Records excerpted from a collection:

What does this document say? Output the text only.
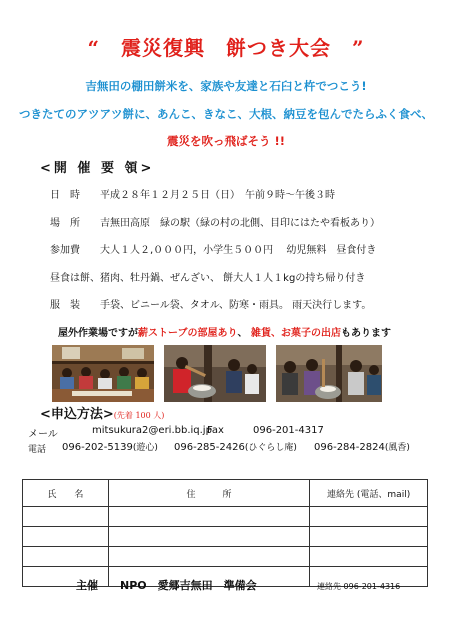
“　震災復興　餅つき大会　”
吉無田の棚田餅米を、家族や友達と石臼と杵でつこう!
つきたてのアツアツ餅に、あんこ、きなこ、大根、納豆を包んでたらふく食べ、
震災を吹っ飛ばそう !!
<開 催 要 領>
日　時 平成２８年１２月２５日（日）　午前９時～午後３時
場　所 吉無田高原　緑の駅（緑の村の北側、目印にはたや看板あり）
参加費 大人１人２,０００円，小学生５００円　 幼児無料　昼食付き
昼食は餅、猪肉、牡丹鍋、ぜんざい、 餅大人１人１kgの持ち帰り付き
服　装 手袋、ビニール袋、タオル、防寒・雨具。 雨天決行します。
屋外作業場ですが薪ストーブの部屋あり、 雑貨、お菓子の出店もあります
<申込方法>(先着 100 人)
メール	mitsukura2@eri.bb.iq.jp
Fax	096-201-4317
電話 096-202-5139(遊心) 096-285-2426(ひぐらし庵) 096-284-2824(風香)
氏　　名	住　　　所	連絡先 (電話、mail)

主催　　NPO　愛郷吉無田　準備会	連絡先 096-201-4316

==

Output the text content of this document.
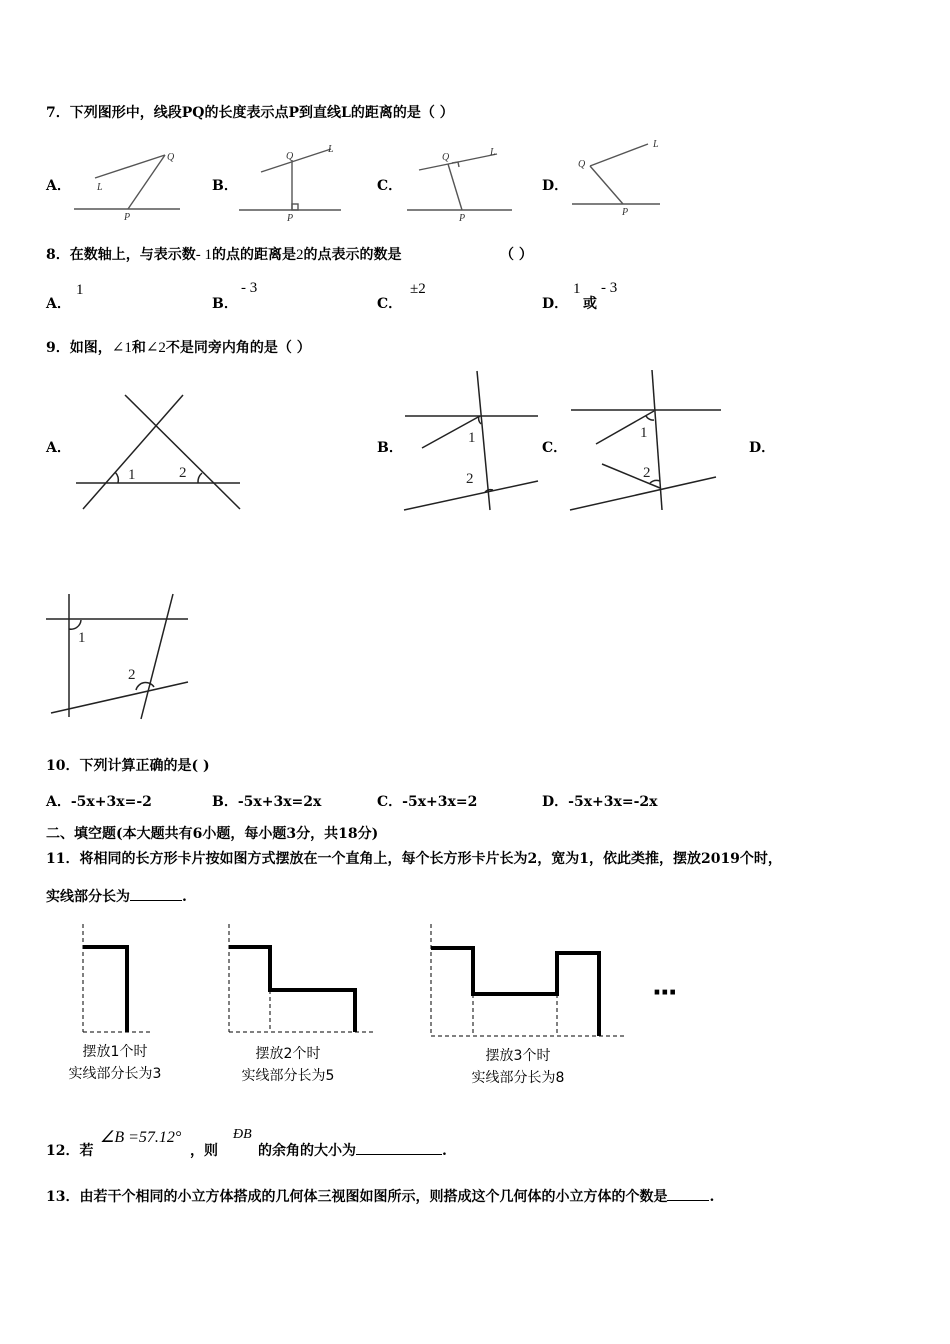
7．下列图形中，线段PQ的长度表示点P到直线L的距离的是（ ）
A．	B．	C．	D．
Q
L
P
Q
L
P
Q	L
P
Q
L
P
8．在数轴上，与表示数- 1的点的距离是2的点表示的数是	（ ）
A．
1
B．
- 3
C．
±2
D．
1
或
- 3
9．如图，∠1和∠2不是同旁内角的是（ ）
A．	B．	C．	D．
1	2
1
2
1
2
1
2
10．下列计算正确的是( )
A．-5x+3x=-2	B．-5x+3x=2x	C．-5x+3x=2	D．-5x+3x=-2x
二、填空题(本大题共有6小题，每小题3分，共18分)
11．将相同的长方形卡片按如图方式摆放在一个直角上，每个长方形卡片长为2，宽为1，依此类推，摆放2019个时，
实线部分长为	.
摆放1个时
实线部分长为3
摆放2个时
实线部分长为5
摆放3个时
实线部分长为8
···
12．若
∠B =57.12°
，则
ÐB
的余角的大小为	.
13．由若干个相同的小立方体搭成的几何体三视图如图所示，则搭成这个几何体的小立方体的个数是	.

--

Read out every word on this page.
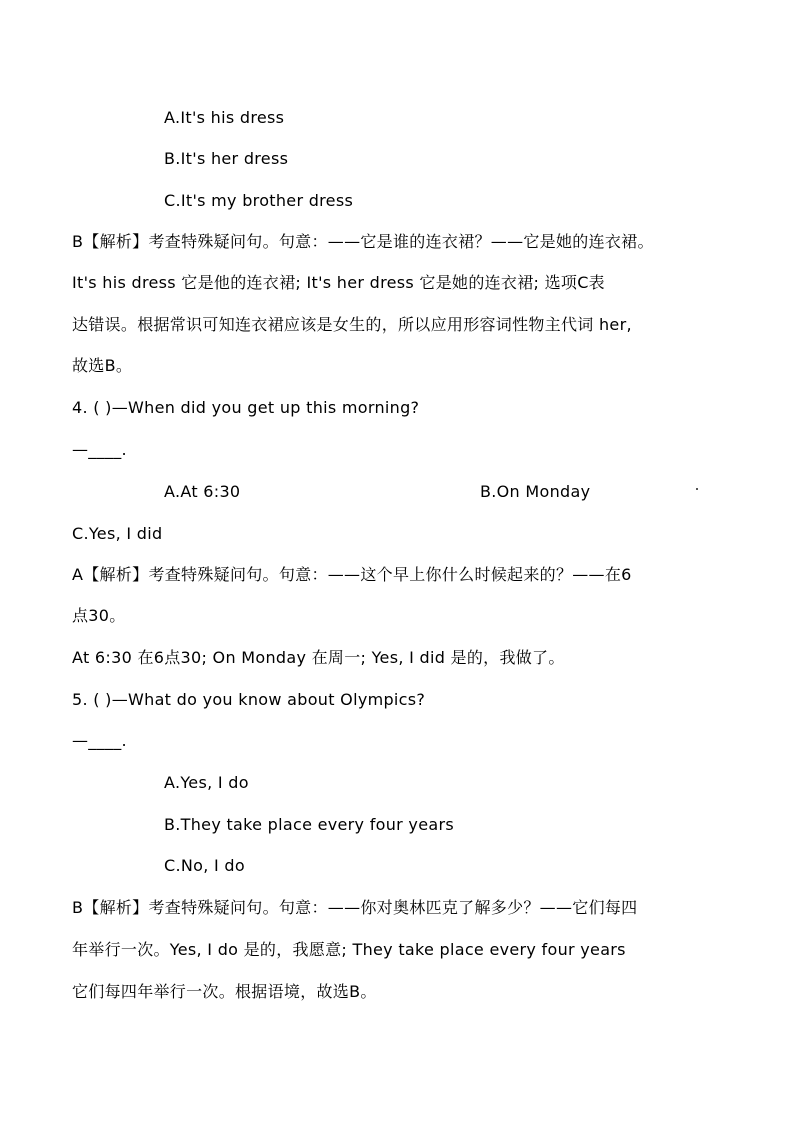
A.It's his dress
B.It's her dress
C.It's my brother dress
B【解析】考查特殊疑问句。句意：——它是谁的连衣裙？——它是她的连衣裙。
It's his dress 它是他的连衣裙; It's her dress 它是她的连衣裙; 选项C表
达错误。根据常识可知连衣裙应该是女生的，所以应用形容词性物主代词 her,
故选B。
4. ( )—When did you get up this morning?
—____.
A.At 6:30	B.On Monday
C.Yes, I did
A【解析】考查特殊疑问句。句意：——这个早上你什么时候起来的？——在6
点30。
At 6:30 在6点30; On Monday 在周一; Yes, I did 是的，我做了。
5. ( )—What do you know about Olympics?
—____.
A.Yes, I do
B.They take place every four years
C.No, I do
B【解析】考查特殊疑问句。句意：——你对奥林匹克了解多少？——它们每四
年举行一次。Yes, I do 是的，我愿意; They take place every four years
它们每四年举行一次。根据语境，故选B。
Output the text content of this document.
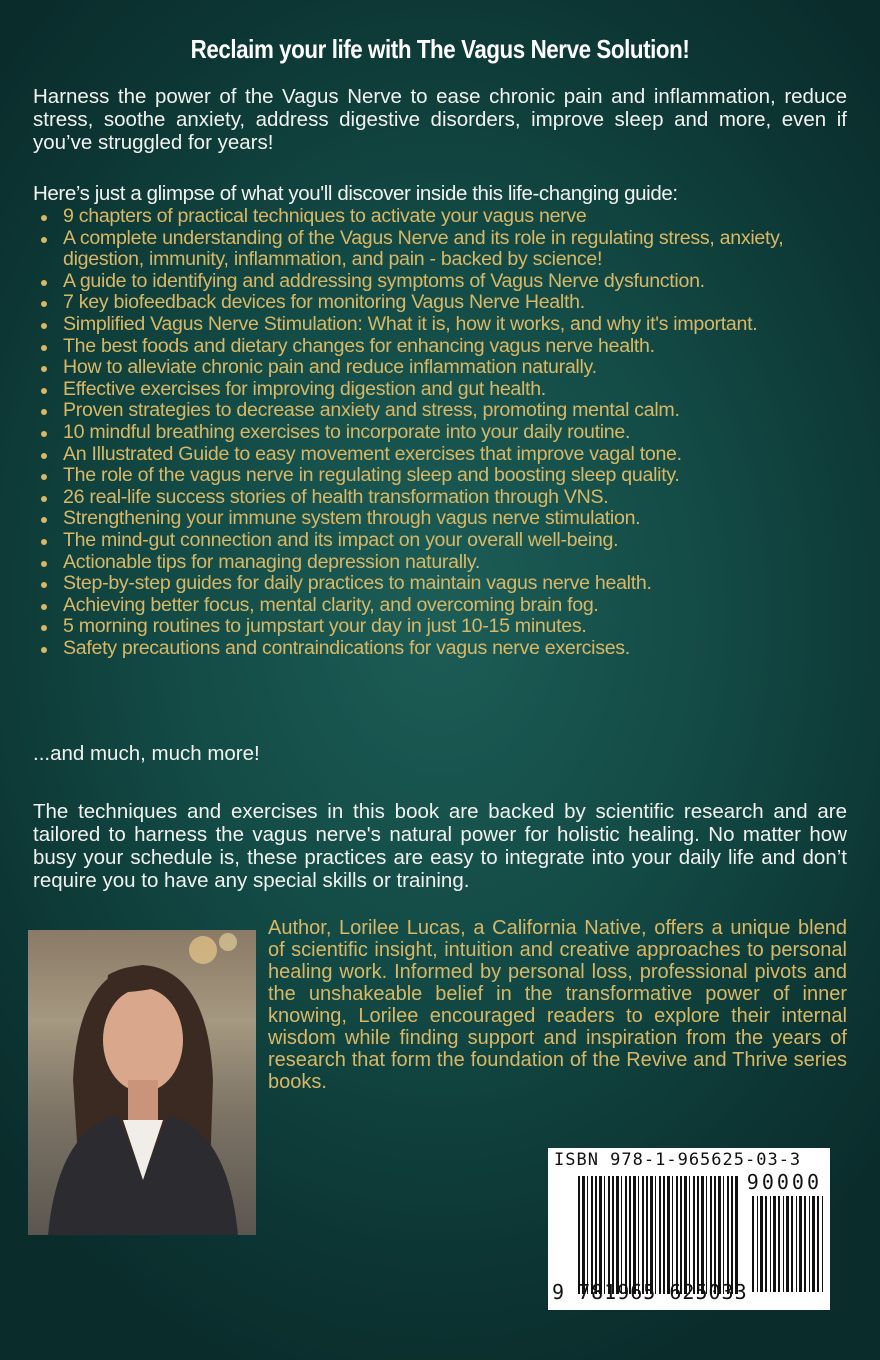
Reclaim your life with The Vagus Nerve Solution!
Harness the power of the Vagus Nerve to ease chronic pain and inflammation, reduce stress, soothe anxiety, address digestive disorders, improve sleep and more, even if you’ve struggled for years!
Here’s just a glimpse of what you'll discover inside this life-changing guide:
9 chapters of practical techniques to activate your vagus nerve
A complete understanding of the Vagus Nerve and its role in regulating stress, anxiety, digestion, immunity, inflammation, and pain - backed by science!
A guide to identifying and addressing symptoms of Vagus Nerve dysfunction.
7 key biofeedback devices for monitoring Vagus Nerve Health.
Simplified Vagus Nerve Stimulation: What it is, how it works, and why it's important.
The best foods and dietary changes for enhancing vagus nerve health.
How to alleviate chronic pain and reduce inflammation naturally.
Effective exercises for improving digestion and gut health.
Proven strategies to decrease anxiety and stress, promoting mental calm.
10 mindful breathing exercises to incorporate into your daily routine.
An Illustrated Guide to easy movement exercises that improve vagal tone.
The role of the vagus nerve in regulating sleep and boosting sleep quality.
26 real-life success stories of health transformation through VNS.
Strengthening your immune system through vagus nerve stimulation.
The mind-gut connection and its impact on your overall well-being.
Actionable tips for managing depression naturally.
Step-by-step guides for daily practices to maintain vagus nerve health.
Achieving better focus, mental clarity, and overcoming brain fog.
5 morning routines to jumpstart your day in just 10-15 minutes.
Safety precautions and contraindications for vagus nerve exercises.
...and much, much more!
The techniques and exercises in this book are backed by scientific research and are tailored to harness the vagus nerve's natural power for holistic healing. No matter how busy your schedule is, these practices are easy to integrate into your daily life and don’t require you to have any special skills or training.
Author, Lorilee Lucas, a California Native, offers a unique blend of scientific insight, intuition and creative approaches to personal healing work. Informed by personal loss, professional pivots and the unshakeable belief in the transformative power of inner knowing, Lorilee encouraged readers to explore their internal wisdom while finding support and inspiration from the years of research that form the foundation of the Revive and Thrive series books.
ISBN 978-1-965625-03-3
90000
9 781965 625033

**Written task**:
Your task is to gather all lines from the entries above that hold the word "improve".

**Right answer**:
Harness the power of the Vagus Nerve to ease chronic pain and inflammation, reduce stress, soothe anxiety, address digestive disorders, improve sleep and more, even if you’ve struggled for years!
An Illustrated Guide to easy movement exercises that improve vagal tone.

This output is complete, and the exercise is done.